* **WHAT IS REQUIRED**: Transcribe the data that follows precisely, omitting nothing.

::: MATERIAL PROVIDED :::

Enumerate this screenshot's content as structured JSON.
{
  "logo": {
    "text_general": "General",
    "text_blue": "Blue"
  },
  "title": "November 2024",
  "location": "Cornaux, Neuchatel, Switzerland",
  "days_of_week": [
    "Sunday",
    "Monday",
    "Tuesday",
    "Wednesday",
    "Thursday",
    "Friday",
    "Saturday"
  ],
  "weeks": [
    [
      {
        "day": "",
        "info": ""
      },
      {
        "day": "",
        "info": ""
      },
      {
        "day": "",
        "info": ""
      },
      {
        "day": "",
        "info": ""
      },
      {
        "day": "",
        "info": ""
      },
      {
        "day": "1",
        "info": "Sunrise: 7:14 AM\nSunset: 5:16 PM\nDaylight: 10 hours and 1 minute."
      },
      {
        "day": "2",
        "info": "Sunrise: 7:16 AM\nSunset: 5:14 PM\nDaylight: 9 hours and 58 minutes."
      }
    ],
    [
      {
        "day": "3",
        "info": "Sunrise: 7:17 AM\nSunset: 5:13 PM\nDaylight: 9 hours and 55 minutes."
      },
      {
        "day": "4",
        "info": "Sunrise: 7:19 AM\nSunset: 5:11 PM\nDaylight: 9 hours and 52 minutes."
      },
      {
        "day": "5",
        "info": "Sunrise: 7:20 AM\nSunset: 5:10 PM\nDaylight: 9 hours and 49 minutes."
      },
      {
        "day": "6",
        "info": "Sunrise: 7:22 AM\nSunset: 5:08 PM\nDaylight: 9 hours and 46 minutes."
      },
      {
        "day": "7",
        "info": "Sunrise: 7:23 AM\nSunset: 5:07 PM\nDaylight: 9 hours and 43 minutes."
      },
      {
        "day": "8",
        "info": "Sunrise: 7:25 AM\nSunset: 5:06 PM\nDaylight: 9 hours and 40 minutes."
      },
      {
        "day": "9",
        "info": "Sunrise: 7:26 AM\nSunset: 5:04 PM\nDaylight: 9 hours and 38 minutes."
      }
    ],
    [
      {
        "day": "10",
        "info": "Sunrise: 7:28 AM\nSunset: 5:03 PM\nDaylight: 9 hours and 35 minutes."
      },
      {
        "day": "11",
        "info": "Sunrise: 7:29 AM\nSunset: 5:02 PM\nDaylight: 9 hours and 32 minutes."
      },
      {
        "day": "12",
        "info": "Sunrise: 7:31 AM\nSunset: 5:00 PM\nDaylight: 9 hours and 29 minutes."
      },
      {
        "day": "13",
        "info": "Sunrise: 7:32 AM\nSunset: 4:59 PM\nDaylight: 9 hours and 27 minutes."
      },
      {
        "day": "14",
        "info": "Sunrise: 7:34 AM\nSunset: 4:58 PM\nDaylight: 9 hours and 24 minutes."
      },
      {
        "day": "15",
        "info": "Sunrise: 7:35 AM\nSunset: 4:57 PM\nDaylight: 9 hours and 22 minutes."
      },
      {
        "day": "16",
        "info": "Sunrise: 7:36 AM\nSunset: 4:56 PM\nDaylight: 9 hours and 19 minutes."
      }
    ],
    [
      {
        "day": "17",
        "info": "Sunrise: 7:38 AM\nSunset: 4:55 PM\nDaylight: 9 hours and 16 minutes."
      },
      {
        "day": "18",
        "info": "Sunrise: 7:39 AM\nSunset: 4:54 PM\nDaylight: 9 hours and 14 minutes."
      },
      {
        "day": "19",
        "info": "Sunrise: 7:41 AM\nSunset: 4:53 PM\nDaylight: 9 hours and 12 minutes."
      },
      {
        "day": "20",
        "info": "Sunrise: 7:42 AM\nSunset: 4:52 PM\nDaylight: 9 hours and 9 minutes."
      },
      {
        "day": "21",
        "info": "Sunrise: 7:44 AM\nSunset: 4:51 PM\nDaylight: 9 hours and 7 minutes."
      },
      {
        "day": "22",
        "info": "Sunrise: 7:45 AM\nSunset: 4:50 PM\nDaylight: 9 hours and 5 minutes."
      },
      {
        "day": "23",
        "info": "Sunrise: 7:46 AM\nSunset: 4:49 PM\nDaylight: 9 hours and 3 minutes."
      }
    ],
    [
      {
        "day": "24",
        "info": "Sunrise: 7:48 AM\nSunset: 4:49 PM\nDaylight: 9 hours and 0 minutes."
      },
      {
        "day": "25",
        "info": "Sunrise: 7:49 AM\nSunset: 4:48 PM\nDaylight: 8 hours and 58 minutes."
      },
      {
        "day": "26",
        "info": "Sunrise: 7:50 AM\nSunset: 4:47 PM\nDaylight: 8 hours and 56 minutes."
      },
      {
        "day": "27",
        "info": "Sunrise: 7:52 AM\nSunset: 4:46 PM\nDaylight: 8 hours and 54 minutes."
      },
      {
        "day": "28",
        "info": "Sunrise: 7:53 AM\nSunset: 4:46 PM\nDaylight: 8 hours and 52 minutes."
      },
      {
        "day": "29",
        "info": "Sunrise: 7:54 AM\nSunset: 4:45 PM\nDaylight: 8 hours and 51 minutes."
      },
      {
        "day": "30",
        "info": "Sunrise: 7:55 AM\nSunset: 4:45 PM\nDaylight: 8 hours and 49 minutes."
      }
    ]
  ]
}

:::

* **TASK ANSWER**:
Enumerate this screenshot's content as structured JSON.
{
  "logo": {
    "text_general": "General",
    "text_blue": "Blue"
  },
  "title": "November 2024",
  "location": "Cornaux, Neuchatel, Switzerland",
  "days_of_week": [
    "Sunday",
    "Monday",
    "Tuesday",
    "Wednesday",
    "Thursday",
    "Friday",
    "Saturday"
  ],
  "weeks": [
    [
      {
        "day": "",
        "info": ""
      },
      {
        "day": "",
        "info": ""
      },
      {
        "day": "",
        "info": ""
      },
      {
        "day": "",
        "info": ""
      },
      {
        "day": "",
        "info": ""
      },
      {
        "day": "1",
        "info": "Sunrise: 7:14 AM\nSunset: 5:16 PM\nDaylight: 10 hours and 1 minute."
      },
      {
        "day": "2",
        "info": "Sunrise: 7:16 AM\nSunset: 5:14 PM\nDaylight: 9 hours and 58 minutes."
      }
    ],
    [
      {
        "day": "3",
        "info": "Sunrise: 7:17 AM\nSunset: 5:13 PM\nDaylight: 9 hours and 55 minutes."
      },
      {
        "day": "4",
        "info": "Sunrise: 7:19 AM\nSunset: 5:11 PM\nDaylight: 9 hours and 52 minutes."
      },
      {
        "day": "5",
        "info": "Sunrise: 7:20 AM\nSunset: 5:10 PM\nDaylight: 9 hours and 49 minutes."
      },
      {
        "day": "6",
        "info": "Sunrise: 7:22 AM\nSunset: 5:08 PM\nDaylight: 9 hours and 46 minutes."
      },
      {
        "day": "7",
        "info": "Sunrise: 7:23 AM\nSunset: 5:07 PM\nDaylight: 9 hours and 43 minutes."
      },
      {
        "day": "8",
        "info": "Sunrise: 7:25 AM\nSunset: 5:06 PM\nDaylight: 9 hours and 40 minutes."
      },
      {
        "day": "9",
        "info": "Sunrise: 7:26 AM\nSunset: 5:04 PM\nDaylight: 9 hours and 38 minutes."
      }
    ],
    [
      {
        "day": "10",
        "info": "Sunrise: 7:28 AM\nSunset: 5:03 PM\nDaylight: 9 hours and 35 minutes."
      },
      {
        "day": "11",
        "info": "Sunrise: 7:29 AM\nSunset: 5:02 PM\nDaylight: 9 hours and 32 minutes."
      },
      {
        "day": "12",
        "info": "Sunrise: 7:31 AM\nSunset: 5:00 PM\nDaylight: 9 hours and 29 minutes."
      },
      {
        "day": "13",
        "info": "Sunrise: 7:32 AM\nSunset: 4:59 PM\nDaylight: 9 hours and 27 minutes."
      },
      {
        "day": "14",
        "info": "Sunrise: 7:34 AM\nSunset: 4:58 PM\nDaylight: 9 hours and 24 minutes."
      },
      {
        "day": "15",
        "info": "Sunrise: 7:35 AM\nSunset: 4:57 PM\nDaylight: 9 hours and 22 minutes."
      },
      {
        "day": "16",
        "info": "Sunrise: 7:36 AM\nSunset: 4:56 PM\nDaylight: 9 hours and 19 minutes."
      }
    ],
    [
      {
        "day": "17",
        "info": "Sunrise: 7:38 AM\nSunset: 4:55 PM\nDaylight: 9 hours and 16 minutes."
      },
      {
        "day": "18",
        "info": "Sunrise: 7:39 AM\nSunset: 4:54 PM\nDaylight: 9 hours and 14 minutes."
      },
      {
        "day": "19",
        "info": "Sunrise: 7:41 AM\nSunset: 4:53 PM\nDaylight: 9 hours and 12 minutes."
      },
      {
        "day": "20",
        "info": "Sunrise: 7:42 AM\nSunset: 4:52 PM\nDaylight: 9 hours and 9 minutes."
      },
      {
        "day": "21",
        "info": "Sunrise: 7:44 AM\nSunset: 4:51 PM\nDaylight: 9 hours and 7 minutes."
      },
      {
        "day": "22",
        "info": "Sunrise: 7:45 AM\nSunset: 4:50 PM\nDaylight: 9 hours and 5 minutes."
      },
      {
        "day": "23",
        "info": "Sunrise: 7:46 AM\nSunset: 4:49 PM\nDaylight: 9 hours and 3 minutes."
      }
    ],
    [
      {
        "day": "24",
        "info": "Sunrise: 7:48 AM\nSunset: 4:49 PM\nDaylight: 9 hours and 0 minutes."
      },
      {
        "day": "25",
        "info": "Sunrise: 7:49 AM\nSunset: 4:48 PM\nDaylight: 8 hours and 58 minutes."
      },
      {
        "day": "26",
        "info": "Sunrise: 7:50 AM\nSunset: 4:47 PM\nDaylight: 8 hours and 56 minutes."
      },
      {
        "day": "27",
        "info": "Sunrise: 7:52 AM\nSunset: 4:46 PM\nDaylight: 8 hours and 54 minutes."
      },
      {
        "day": "28",
        "info": "Sunrise: 7:53 AM\nSunset: 4:46 PM\nDaylight: 8 hours and 52 minutes."
      },
      {
        "day": "29",
        "info": "Sunrise: 7:54 AM\nSunset: 4:45 PM\nDaylight: 8 hours and 51 minutes."
      },
      {
        "day": "30",
        "info": "Sunrise: 7:55 AM\nSunset: 4:45 PM\nDaylight: 8 hours and 49 minutes."
      }
    ]
  ]
}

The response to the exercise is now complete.